Task
Show all lines from the listing below that contain "values".

Records supplied
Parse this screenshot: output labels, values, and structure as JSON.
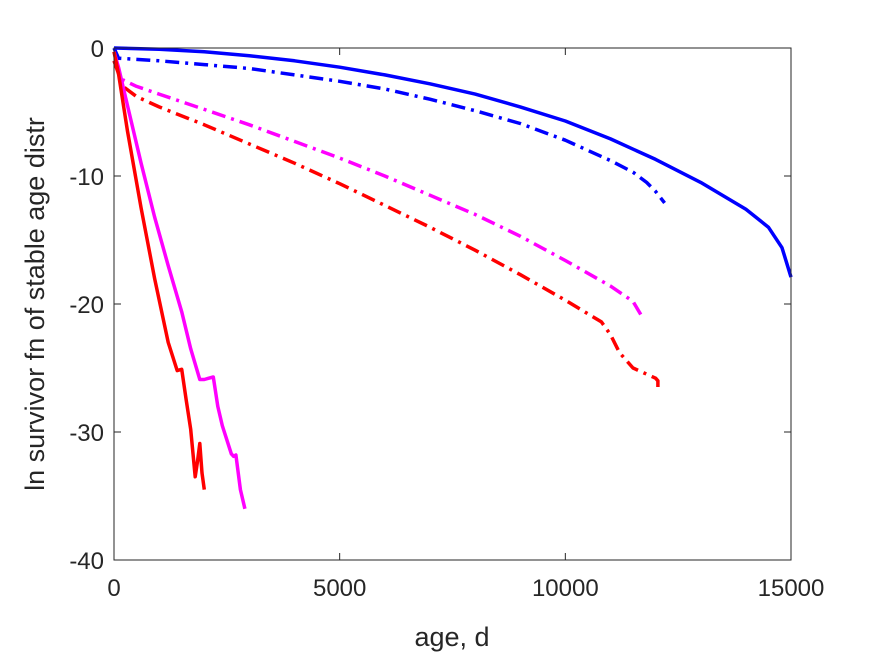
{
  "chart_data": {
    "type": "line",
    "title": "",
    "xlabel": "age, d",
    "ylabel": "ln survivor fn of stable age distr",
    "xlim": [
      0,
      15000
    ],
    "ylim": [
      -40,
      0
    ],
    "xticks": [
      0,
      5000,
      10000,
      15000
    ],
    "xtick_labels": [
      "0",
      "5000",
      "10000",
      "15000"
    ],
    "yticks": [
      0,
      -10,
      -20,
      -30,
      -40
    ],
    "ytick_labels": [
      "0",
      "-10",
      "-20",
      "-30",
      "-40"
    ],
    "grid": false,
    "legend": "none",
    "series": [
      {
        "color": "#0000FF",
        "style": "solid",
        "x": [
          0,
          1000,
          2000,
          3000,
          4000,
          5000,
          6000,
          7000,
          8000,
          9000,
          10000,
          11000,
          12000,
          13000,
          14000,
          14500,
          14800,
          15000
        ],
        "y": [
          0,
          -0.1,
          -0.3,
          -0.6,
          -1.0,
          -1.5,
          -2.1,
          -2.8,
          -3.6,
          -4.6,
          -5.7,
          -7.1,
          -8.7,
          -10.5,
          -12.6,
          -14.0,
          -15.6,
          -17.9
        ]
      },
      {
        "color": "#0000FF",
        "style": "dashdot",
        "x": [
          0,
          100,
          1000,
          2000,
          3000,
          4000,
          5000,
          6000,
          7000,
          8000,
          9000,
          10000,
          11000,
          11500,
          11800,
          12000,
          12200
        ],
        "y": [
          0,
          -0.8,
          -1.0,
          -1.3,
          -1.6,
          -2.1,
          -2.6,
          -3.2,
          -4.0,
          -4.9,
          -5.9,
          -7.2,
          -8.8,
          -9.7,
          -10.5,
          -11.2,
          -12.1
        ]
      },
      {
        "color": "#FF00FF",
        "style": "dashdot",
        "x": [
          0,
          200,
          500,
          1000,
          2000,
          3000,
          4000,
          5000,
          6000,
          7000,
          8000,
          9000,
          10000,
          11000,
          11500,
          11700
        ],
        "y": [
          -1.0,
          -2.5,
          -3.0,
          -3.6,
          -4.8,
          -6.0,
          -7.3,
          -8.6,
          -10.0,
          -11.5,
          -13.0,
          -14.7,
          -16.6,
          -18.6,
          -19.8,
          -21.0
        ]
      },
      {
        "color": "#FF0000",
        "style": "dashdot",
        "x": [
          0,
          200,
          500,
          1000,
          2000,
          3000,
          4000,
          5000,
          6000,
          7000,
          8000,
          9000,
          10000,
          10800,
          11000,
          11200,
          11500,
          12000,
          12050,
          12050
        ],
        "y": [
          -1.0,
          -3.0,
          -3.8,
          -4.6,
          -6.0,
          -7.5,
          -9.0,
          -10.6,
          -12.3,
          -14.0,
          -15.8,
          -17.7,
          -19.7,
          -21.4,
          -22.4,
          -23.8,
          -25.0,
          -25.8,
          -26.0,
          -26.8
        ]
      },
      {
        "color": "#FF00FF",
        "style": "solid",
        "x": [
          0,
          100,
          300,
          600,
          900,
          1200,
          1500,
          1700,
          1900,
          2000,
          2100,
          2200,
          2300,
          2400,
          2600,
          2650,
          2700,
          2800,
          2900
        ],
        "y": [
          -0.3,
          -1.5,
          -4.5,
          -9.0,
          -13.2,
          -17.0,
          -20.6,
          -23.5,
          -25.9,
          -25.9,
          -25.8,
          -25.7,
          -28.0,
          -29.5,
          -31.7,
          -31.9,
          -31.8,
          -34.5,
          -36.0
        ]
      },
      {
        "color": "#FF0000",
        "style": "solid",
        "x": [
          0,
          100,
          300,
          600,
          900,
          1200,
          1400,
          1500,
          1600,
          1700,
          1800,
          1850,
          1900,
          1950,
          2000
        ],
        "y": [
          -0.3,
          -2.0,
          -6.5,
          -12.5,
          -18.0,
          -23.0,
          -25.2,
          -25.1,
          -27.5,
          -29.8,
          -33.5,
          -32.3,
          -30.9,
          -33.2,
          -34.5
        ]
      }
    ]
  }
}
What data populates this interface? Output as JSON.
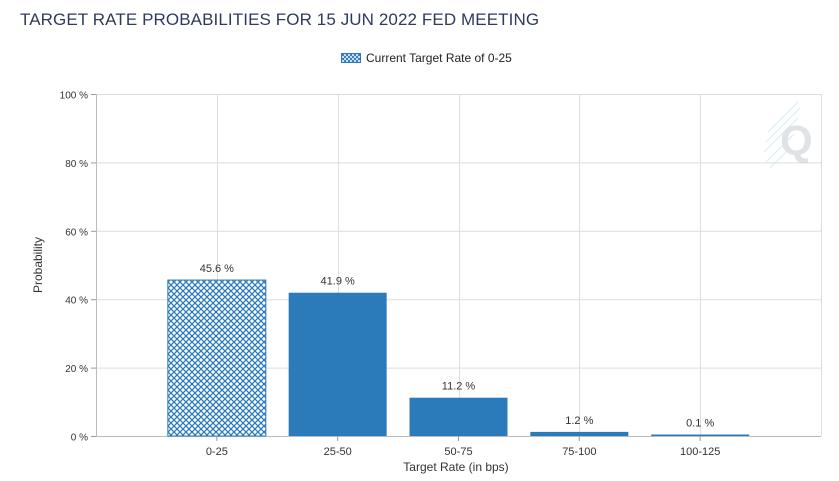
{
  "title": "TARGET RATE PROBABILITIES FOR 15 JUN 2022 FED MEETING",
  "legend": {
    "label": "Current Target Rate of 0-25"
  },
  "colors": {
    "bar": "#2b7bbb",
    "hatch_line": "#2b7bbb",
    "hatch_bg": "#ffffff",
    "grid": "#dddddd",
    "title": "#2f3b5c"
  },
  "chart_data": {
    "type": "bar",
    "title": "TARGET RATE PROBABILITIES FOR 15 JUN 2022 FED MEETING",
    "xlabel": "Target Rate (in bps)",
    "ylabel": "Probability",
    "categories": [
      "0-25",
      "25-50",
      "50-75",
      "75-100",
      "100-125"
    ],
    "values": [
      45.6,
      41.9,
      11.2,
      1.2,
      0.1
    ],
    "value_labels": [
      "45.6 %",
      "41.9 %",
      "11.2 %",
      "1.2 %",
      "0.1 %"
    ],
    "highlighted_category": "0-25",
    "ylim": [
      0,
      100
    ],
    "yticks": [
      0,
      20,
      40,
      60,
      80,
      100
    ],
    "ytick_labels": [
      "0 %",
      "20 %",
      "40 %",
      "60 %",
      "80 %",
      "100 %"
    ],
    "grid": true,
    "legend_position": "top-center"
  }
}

Output below
Parse this screenshot: output labels, values, and structure as JSON.
    "values": [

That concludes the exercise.